What is asked: Reproduce the following records exactly from the line containing "Convert this document image to plain text." onward, ending with the last line and including it.

(Source data)
┌──

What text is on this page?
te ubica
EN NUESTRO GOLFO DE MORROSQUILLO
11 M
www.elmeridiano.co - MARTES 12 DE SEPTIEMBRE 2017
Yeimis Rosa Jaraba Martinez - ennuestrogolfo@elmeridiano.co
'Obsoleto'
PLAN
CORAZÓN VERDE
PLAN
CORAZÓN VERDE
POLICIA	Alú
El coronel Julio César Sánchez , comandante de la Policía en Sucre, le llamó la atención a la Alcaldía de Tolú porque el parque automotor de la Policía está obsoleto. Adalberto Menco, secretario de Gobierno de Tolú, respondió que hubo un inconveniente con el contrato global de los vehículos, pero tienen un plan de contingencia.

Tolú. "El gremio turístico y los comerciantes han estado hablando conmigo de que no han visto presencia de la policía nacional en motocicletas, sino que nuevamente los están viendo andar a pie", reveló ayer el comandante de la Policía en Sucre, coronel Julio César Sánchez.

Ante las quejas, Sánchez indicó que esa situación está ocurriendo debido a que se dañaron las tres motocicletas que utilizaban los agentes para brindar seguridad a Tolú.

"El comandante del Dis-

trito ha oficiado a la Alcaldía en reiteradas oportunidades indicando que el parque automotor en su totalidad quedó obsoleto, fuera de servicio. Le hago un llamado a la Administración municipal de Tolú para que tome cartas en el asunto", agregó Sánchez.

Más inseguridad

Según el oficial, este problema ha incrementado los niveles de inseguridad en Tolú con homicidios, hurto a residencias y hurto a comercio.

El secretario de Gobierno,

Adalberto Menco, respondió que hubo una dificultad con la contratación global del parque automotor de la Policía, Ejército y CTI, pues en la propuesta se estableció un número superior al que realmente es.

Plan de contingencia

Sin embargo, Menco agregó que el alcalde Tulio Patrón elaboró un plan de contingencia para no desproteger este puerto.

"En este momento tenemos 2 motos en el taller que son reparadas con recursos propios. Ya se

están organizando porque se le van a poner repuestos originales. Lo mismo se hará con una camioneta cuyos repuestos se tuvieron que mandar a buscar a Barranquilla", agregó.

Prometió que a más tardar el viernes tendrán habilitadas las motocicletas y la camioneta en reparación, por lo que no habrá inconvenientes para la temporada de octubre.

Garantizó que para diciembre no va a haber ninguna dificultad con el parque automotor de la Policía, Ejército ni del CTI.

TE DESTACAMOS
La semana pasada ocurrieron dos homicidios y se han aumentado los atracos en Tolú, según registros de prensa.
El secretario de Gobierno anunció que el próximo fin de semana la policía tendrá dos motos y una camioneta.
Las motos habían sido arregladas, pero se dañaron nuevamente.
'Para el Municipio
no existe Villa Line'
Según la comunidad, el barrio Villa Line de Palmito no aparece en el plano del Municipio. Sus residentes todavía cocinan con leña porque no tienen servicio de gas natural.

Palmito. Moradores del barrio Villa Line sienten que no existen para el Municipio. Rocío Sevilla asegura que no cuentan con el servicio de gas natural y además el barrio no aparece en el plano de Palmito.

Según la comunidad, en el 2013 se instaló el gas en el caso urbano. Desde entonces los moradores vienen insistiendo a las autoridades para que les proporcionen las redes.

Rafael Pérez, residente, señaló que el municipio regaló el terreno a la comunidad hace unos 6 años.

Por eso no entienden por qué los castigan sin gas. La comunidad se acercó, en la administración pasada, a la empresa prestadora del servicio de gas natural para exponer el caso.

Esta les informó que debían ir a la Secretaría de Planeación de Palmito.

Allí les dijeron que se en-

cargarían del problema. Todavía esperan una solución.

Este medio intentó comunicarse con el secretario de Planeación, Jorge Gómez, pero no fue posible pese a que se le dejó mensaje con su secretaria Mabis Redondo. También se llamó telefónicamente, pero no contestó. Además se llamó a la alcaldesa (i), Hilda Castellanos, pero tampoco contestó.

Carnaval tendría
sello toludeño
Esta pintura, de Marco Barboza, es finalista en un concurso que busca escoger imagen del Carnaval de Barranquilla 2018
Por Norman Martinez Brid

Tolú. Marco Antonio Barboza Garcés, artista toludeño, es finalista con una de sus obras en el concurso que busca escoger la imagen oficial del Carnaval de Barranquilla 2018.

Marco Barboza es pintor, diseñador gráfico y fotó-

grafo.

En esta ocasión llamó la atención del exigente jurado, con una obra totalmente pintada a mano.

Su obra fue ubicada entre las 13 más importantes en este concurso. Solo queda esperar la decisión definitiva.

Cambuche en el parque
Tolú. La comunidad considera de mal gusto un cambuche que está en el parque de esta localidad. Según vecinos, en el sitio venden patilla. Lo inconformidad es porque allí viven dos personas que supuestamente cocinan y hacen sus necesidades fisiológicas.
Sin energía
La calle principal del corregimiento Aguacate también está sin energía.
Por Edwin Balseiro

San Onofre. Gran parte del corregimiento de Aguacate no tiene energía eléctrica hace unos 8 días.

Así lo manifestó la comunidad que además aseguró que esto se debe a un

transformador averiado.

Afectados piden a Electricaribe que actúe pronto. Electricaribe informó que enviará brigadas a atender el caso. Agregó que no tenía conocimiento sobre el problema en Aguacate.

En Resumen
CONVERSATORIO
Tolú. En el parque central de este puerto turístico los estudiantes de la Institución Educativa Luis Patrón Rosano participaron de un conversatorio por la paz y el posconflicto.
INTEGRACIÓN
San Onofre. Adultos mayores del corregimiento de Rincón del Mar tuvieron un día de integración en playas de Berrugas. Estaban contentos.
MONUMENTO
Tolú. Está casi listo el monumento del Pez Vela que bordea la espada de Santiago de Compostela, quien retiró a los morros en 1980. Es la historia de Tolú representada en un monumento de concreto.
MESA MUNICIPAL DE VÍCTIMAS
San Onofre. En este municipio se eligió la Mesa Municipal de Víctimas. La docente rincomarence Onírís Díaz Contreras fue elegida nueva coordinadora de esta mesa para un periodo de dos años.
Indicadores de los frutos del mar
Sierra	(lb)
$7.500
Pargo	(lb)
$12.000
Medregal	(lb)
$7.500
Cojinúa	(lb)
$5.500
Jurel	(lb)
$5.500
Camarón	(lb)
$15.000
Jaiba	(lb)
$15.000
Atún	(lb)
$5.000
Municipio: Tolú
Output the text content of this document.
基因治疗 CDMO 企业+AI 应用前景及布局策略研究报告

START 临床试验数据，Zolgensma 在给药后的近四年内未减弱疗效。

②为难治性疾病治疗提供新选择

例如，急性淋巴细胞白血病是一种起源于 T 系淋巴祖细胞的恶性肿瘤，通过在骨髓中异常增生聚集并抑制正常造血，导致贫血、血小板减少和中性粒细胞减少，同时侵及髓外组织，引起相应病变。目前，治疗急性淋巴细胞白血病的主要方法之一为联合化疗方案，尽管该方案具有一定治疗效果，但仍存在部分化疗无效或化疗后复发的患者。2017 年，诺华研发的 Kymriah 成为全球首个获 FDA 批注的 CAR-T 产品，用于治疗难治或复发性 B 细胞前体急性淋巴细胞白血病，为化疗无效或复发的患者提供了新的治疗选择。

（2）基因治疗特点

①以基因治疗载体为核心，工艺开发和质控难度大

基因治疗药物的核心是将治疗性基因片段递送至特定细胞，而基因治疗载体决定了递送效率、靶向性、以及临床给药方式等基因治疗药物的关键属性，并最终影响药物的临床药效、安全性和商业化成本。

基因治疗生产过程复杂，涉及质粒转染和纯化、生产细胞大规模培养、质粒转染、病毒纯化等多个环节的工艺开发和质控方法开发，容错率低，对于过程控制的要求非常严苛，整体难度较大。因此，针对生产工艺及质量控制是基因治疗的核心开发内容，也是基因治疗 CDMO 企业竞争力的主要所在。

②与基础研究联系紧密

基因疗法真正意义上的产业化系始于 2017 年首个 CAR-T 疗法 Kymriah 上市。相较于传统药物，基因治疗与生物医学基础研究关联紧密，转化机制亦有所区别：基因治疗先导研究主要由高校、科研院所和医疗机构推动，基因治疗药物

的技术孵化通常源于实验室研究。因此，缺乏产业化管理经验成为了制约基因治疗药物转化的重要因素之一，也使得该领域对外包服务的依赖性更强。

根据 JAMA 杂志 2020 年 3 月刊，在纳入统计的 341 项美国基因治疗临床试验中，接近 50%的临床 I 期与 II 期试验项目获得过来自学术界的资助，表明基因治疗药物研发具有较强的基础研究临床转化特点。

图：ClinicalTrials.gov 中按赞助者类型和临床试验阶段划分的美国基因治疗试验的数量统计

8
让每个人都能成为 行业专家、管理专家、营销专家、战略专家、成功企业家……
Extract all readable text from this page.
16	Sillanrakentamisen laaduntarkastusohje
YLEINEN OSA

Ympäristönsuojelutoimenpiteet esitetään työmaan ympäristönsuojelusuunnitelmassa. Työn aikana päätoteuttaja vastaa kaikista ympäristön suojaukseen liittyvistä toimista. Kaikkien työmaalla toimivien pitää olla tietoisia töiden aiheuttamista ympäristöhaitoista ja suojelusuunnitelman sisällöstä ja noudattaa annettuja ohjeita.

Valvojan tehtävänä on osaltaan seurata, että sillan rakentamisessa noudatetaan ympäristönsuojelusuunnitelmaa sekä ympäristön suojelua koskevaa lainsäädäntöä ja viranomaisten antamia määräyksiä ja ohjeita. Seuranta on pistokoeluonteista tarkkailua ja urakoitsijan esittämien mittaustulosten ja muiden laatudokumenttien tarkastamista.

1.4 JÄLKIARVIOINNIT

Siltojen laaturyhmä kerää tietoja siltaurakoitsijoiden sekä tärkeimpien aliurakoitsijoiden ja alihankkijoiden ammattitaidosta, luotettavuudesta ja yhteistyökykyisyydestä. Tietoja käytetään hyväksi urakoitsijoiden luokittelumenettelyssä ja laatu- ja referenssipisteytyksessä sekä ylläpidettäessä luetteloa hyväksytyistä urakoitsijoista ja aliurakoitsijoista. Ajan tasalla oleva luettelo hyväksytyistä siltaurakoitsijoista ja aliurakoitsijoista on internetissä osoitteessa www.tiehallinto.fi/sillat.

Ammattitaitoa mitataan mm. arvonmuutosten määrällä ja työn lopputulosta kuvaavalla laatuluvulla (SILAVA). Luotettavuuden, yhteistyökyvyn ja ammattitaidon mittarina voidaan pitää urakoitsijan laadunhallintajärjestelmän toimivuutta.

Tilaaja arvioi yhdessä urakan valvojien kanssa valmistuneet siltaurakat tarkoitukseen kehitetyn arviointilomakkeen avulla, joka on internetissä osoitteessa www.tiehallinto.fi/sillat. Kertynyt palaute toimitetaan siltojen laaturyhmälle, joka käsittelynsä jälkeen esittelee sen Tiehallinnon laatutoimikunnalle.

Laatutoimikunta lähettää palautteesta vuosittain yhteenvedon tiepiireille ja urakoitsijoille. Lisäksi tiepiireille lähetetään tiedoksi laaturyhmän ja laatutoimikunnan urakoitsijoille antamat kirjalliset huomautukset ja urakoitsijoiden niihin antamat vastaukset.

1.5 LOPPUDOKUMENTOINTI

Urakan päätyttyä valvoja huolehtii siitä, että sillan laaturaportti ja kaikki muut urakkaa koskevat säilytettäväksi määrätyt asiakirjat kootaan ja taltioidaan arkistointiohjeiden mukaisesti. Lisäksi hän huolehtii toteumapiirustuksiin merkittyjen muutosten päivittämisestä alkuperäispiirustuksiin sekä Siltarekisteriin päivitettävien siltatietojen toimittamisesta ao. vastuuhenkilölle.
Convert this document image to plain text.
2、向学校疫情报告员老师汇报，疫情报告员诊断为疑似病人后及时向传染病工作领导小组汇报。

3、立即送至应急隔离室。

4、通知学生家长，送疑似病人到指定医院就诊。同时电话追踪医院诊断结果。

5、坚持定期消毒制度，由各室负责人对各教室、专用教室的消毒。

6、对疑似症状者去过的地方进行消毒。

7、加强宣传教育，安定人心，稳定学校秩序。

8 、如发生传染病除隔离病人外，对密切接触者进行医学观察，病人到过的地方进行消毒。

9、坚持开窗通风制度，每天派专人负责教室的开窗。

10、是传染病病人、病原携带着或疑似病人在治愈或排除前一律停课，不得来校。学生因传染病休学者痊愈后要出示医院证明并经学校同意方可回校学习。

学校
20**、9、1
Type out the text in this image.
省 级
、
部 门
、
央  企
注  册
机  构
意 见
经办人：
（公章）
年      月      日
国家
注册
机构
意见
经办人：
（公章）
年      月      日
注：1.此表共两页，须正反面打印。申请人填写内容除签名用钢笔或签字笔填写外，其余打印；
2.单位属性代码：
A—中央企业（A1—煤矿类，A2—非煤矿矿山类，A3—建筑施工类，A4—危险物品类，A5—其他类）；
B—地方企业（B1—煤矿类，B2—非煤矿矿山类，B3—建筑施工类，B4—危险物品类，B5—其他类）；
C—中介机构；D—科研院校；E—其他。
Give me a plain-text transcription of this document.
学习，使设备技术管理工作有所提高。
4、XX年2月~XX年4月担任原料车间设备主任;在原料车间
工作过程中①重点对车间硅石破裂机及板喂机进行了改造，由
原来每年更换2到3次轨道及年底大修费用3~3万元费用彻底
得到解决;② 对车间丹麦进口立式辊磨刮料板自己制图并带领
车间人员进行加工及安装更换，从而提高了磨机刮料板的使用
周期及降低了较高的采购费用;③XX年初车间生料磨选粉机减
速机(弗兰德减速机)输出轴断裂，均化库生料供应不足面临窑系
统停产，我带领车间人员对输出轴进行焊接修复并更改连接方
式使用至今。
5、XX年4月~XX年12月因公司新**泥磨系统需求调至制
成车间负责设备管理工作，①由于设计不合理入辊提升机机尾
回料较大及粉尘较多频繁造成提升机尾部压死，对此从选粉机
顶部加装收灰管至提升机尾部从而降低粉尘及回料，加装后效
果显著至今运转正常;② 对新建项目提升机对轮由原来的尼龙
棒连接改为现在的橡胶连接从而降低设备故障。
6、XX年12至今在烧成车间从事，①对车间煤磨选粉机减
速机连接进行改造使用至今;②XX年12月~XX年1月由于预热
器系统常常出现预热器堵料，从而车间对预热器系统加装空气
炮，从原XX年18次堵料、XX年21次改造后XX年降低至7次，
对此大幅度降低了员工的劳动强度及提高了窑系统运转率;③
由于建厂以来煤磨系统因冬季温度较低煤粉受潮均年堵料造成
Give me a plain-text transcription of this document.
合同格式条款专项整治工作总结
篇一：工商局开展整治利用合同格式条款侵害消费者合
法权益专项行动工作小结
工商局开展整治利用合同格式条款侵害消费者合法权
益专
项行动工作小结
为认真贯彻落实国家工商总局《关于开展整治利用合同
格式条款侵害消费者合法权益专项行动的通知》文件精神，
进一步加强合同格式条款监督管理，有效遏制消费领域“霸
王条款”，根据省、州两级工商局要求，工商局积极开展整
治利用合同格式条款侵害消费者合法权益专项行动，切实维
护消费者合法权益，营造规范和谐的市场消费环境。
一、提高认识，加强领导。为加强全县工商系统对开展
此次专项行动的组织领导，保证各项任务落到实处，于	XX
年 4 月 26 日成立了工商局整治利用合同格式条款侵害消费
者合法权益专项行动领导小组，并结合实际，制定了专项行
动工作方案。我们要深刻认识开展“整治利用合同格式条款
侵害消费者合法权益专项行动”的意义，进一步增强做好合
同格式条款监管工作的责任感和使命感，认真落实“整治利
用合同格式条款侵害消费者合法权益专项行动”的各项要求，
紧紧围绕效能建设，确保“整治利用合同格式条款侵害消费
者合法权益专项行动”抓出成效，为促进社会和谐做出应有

└──

Result below:
Convert this document image to plain text.
2、向学校疫情报告员老师汇报，疫情报告员诊断为疑似病人后及时向传染病工作领导小组汇报。

3、立即送至应急隔离室。

4、通知学生家长，送疑似病人到指定医院就诊。同时电话追踪医院诊断结果。

5、坚持定期消毒制度，由各室负责人对各教室、专用教室的消毒。

6、对疑似症状者去过的地方进行消毒。

7、加强宣传教育，安定人心，稳定学校秩序。

8 、如发生传染病除隔离病人外，对密切接触者进行医学观察，病人到过的地方进行消毒。

9、坚持开窗通风制度，每天派专人负责教室的开窗。

10、是传染病病人、病原携带着或疑似病人在治愈或排除前一律停课，不得来校。学生因传染病休学者痊愈后要出示医院证明并经学校同意方可回校学习。

学校
20**、9、1
Type out the text in this image.
省 级
、
部 门
、
央  企
注  册
机  构
意 见
经办人：
（公章）
年      月      日
国家
注册
机构
意见
经办人：
（公章）
年      月      日
注：1.此表共两页，须正反面打印。申请人填写内容除签名用钢笔或签字笔填写外，其余打印；
2.单位属性代码：
A—中央企业（A1—煤矿类，A2—非煤矿矿山类，A3—建筑施工类，A4—危险物品类，A5—其他类）；
B—地方企业（B1—煤矿类，B2—非煤矿矿山类，B3—建筑施工类，B4—危险物品类，B5—其他类）；
C—中介机构；D—科研院校；E—其他。
Give me a plain-text transcription of this document.
学习，使设备技术管理工作有所提高。
4、XX年2月~XX年4月担任原料车间设备主任;在原料车间
工作过程中①重点对车间硅石破裂机及板喂机进行了改造，由
原来每年更换2到3次轨道及年底大修费用3~3万元费用彻底
得到解决;② 对车间丹麦进口立式辊磨刮料板自己制图并带领
车间人员进行加工及安装更换，从而提高了磨机刮料板的使用
周期及降低了较高的采购费用;③XX年初车间生料磨选粉机减
速机(弗兰德减速机)输出轴断裂，均化库生料供应不足面临窑系
统停产，我带领车间人员对输出轴进行焊接修复并更改连接方
式使用至今。
5、XX年4月~XX年12月因公司新**泥磨系统需求调至制
成车间负责设备管理工作，①由于设计不合理入辊提升机机尾
回料较大及粉尘较多频繁造成提升机尾部压死，对此从选粉机
顶部加装收灰管至提升机尾部从而降低粉尘及回料，加装后效
果显著至今运转正常;② 对新建项目提升机对轮由原来的尼龙
棒连接改为现在的橡胶连接从而降低设备故障。
6、XX年12至今在烧成车间从事，①对车间煤磨选粉机减
速机连接进行改造使用至今;②XX年12月~XX年1月由于预热
器系统常常出现预热器堵料，从而车间对预热器系统加装空气
炮，从原XX年18次堵料、XX年21次改造后XX年降低至7次，
对此大幅度降低了员工的劳动强度及提高了窑系统运转率;③
由于建厂以来煤磨系统因冬季温度较低煤粉受潮均年堵料造成
Give me a plain-text transcription of this document.
合同格式条款专项整治工作总结
篇一：工商局开展整治利用合同格式条款侵害消费者合
法权益专项行动工作小结
工商局开展整治利用合同格式条款侵害消费者合法权
益专
项行动工作小结
为认真贯彻落实国家工商总局《关于开展整治利用合同
格式条款侵害消费者合法权益专项行动的通知》文件精神，
进一步加强合同格式条款监督管理，有效遏制消费领域“霸
王条款”，根据省、州两级工商局要求，工商局积极开展整
治利用合同格式条款侵害消费者合法权益专项行动，切实维
护消费者合法权益，营造规范和谐的市场消费环境。
一、提高认识，加强领导。为加强全县工商系统对开展
此次专项行动的组织领导，保证各项任务落到实处，于	XX
年 4 月 26 日成立了工商局整治利用合同格式条款侵害消费
者合法权益专项行动领导小组，并结合实际，制定了专项行
动工作方案。我们要深刻认识开展“整治利用合同格式条款
侵害消费者合法权益专项行动”的意义，进一步增强做好合
同格式条款监管工作的责任感和使命感，认真落实“整治利
用合同格式条款侵害消费者合法权益专项行动”的各项要求，
紧紧围绕效能建设，确保“整治利用合同格式条款侵害消费
者合法权益专项行动”抓出成效，为促进社会和谐做出应有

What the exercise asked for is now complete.